**Extrait choisi**:
Contemporains
On ferme, messieurs, on ferme vos tripots ! Il paraît que vous y cartonniez avec une ardeur rare et une louable habileté. Donc, on ferme des tripots d’un bout à l’autre du boulevard, des tripots fréquentés, soutenus, fondés, présidés par des gens connus et respectés, qui demeurent malgré tout respectés et plus connus que jamais.
— Que faisait-on dans ces tripots que la police a fini par murer ?
— On y trichait, madame.
— Rien que cela ?
— Oui, rien que cela, car ce n’est rien. Aujourd’hui, on entend bien murmurer des soupçons sur la délicatesse des hommes les plus considérables de ce temps. Quand ce n’est pas au jeu qu’on triche et qu’on vole, et qu’on pille, et qu’on dévalise, et qu’on filoute, c’est ailleurs, partout, en haut aussi bien qu’en bas.

**Données fournies**:
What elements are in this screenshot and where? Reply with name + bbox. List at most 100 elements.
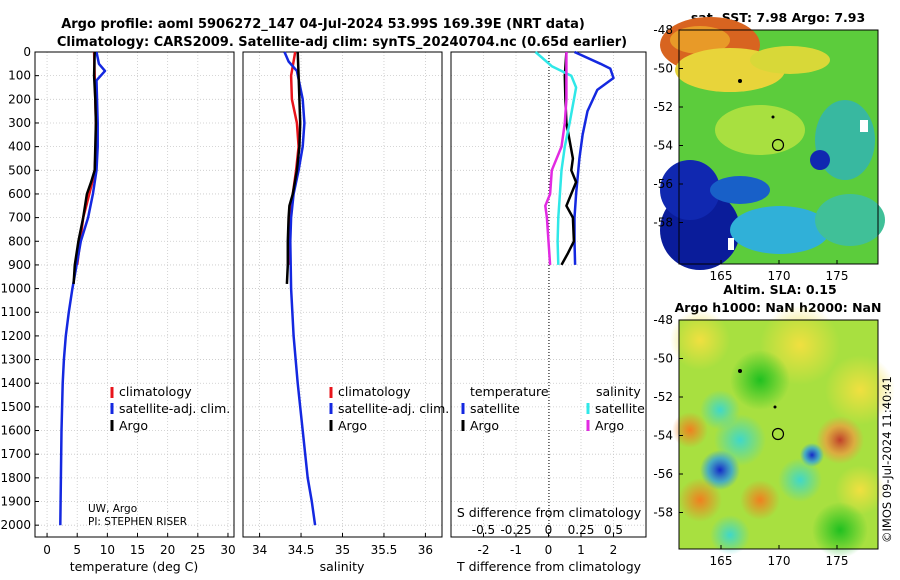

**Problèmes à résoudre**:
- A) Répondez à chacune des questions suivantes à partir de l'extrait :
(i) Par quels types de gens les tripots étaient-ils fréquentés, soutenus, fondés et présidés ?
(ii) Qu'est-ce que la police a fini par faire de ces tripots ?
(iii) Que faisait-on dans ces tripots, selon la réponse donnée à la dame ?
- B) Expliquez, en vous appuyant sur l'extrait, pourquoi le fait de tricher dans les tripots y est présenté comme n'étant « rien ».

**Les solutions**:
- A)
(i) Par des gens connus et respectés.
(ii) Elle a fini par les murer.
(iii) On y trichait.

- B) Aujourd'hui, on murmure des soupçons sur la délicatesse des hommes les plus considérables de ce temps. Quand on ne triche pas et ne vole pas au jeu, on le fait ailleurs, partout, en haut aussi bien qu'en bas.